* _Objective_:
Could you express the records from the line with "left-tick-label: 25 [68,240,82,253]" to the line with "category-label: 石碣镇 [588,381,599,418]", both included, as a numbered list, skipping any blank lines?

* _Listings of element locations_:
§

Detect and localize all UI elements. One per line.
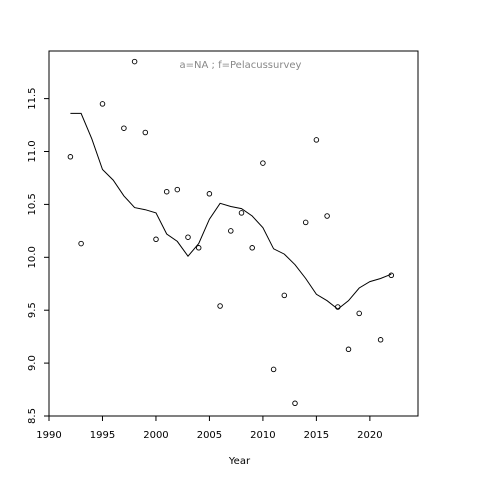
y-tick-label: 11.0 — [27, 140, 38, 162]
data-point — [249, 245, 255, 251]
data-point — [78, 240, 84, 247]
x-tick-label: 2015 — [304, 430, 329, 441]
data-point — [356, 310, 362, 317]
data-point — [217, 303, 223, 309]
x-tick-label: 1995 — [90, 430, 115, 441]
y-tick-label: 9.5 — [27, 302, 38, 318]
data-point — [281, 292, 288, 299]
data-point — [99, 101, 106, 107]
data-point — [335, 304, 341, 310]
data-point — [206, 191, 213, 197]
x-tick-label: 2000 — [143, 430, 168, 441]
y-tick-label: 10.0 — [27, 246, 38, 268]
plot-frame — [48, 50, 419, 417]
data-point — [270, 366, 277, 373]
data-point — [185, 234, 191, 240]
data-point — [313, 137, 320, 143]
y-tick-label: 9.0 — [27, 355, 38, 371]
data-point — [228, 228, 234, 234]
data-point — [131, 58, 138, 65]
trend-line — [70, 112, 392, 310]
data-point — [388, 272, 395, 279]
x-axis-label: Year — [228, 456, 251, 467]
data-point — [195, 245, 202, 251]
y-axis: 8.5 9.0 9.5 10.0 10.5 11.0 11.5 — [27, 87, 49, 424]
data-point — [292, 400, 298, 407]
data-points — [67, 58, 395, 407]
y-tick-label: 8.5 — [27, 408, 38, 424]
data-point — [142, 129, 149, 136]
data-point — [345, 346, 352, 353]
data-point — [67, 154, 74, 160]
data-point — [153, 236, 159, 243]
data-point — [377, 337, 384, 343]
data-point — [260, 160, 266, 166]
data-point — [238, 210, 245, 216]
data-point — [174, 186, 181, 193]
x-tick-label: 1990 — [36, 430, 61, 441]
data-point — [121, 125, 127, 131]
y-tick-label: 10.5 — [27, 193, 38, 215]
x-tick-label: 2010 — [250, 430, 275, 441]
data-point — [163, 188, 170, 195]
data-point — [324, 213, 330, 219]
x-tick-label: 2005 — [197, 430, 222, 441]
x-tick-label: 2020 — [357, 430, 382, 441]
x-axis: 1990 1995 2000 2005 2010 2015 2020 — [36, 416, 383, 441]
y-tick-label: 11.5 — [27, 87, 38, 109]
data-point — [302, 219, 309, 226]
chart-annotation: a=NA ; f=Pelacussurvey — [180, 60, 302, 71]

§

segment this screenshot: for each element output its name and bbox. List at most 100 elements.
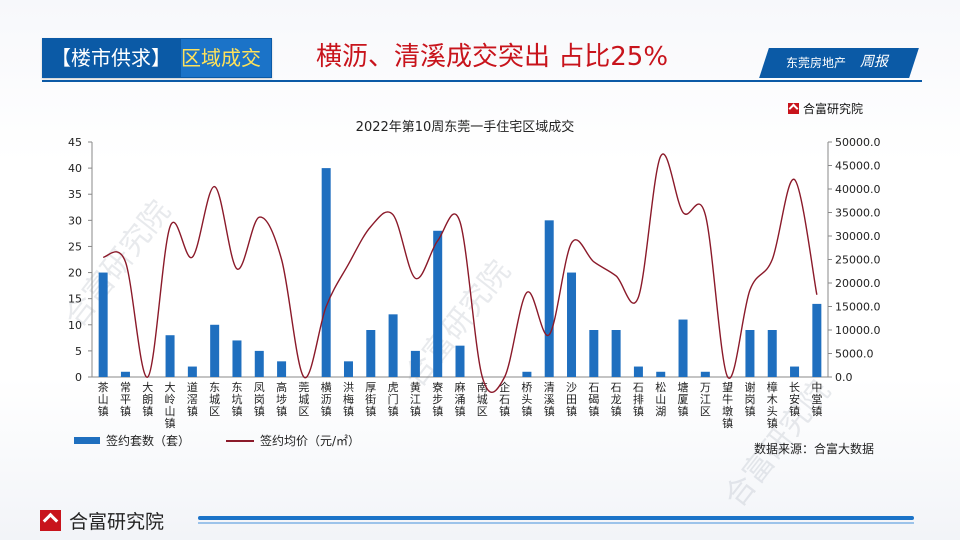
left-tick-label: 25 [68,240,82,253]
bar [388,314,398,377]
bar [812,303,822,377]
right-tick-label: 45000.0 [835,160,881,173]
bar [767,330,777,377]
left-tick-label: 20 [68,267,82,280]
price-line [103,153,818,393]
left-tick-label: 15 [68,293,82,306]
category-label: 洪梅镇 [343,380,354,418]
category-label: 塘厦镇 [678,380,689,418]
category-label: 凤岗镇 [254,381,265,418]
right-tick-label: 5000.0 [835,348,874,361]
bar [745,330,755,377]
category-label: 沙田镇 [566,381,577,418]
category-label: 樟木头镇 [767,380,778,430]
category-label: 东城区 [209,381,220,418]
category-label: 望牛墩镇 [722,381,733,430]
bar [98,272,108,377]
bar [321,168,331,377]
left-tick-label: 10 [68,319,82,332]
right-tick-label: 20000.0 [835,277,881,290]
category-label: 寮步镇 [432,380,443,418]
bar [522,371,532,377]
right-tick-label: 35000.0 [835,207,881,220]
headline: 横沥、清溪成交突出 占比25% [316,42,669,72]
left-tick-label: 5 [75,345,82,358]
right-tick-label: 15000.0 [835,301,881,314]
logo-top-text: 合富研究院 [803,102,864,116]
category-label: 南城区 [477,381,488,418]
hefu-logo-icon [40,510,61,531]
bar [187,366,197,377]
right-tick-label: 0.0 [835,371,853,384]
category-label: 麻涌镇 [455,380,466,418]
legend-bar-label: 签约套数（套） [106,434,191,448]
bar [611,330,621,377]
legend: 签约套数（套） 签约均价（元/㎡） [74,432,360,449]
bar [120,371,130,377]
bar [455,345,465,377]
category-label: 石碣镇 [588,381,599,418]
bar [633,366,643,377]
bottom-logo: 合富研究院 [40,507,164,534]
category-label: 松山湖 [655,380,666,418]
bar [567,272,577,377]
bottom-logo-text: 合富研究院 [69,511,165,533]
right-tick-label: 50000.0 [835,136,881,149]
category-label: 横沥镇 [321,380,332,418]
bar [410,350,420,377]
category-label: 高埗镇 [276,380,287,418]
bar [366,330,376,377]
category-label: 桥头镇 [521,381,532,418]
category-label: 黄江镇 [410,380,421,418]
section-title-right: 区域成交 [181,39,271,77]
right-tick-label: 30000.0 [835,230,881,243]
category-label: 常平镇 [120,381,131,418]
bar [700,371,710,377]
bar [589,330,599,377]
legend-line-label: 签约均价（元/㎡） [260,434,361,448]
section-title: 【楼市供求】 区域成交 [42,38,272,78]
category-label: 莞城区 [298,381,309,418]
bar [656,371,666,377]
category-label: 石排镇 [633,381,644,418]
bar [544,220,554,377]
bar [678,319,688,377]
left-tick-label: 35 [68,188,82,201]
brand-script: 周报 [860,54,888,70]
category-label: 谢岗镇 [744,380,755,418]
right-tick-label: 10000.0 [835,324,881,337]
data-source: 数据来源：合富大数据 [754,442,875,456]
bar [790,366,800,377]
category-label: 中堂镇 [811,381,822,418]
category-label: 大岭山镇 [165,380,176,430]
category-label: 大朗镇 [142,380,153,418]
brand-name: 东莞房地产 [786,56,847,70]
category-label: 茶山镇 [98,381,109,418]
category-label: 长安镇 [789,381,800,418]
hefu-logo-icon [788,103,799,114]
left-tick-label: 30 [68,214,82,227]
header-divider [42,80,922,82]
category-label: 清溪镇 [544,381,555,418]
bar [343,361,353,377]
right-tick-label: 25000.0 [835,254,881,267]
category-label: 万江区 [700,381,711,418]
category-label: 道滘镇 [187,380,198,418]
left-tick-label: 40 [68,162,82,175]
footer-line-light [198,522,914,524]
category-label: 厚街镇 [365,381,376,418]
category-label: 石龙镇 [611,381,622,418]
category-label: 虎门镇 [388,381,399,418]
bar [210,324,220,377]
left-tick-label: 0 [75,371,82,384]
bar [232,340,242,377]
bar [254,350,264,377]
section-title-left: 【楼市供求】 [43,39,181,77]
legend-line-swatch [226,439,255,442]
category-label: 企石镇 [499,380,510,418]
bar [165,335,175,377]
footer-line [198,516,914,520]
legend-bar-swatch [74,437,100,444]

§

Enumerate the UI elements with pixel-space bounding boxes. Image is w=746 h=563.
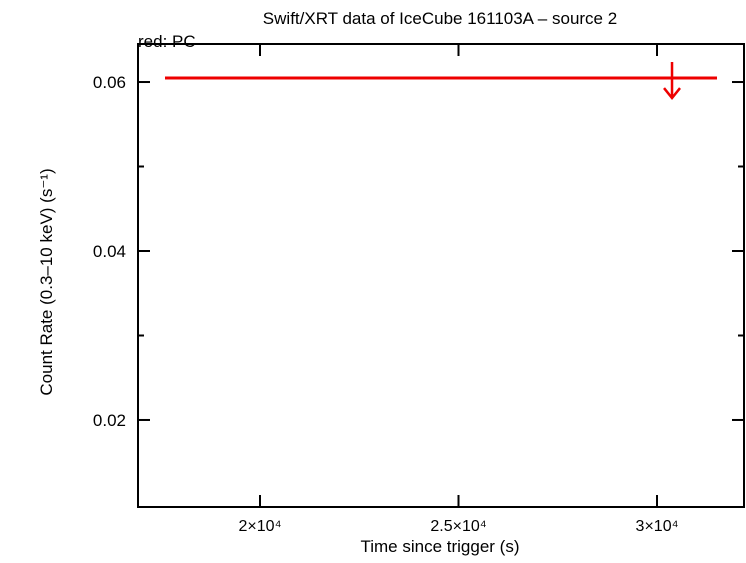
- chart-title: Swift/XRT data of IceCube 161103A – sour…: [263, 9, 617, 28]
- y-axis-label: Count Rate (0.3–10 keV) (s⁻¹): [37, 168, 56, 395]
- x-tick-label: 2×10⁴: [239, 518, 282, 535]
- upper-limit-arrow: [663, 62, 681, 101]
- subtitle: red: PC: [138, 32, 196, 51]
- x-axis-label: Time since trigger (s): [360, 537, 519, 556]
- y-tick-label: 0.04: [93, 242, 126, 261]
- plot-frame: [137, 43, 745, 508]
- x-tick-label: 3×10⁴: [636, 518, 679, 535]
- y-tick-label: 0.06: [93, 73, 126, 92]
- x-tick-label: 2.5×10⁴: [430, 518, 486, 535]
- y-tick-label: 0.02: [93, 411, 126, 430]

§

* _Response to the exercise_:
1. left-tick-label: 25 [68,240,82,253]
2. bar [388,314,398,377]
3. bar [812,303,822,377]
4. right-tick-label: 45000.0 [835,160,881,173]
5. bar [767,330,777,377]
6. left-tick-label: 20 [68,267,82,280]
7. price-line [103,153,818,393]
8. left-tick-label: 15 [68,293,82,306]
9. category-label: 洪梅镇 [343,380,354,418]
10. category-label: 塘厦镇 [678,380,689,418]
11. category-label: 凤岗镇 [254,381,265,418]
12. right-tick-label: 5000.0 [835,348,874,361]
13. bar [745,330,755,377]
14. category-label: 沙田镇 [566,381,577,418]
15. category-label: 樟木头镇 [767,380,778,430]
16. category-label: 东城区 [209,381,220,418]
17. category-label: 望牛墩镇 [722,381,733,430]
18. bar [98,272,108,377]
19. bar [321,168,331,377]
20. left-tick-label: 10 [68,319,82,332]
21. right-tick-label: 20000.0 [835,277,881,290]
22. category-label: 寮步镇 [432,380,443,418]
23. bar [522,371,532,377]
24. right-tick-label: 35000.0 [835,207,881,220]
25. headline: 横沥、清溪成交突出 占比25% [316,42,669,72]
26. left-tick-label: 5 [75,345,82,358]
27. right-tick-label: 15000.0 [835,301,881,314]
28. logo-top-text: 合富研究院 [803,102,864,116]
29. category-label: 南城区 [477,381,488,418]
30. hefu-logo-icon [40,510,61,531]
31. bar [187,366,197,377]
32. right-tick-label: 0.0 [835,371,853,384]
33. category-label: 麻涌镇 [455,380,466,418]
34. legend-bar-label: 签约套数（套） [106,434,191,448]
35. bar [611,330,621,377]
36. legend: 签约套数（套） 签约均价（元/㎡） [74,432,360,449]
37. bar [120,371,130,377]
38. bar [455,345,465,377]
39. category-label: 石碣镇 [588,381,599,418]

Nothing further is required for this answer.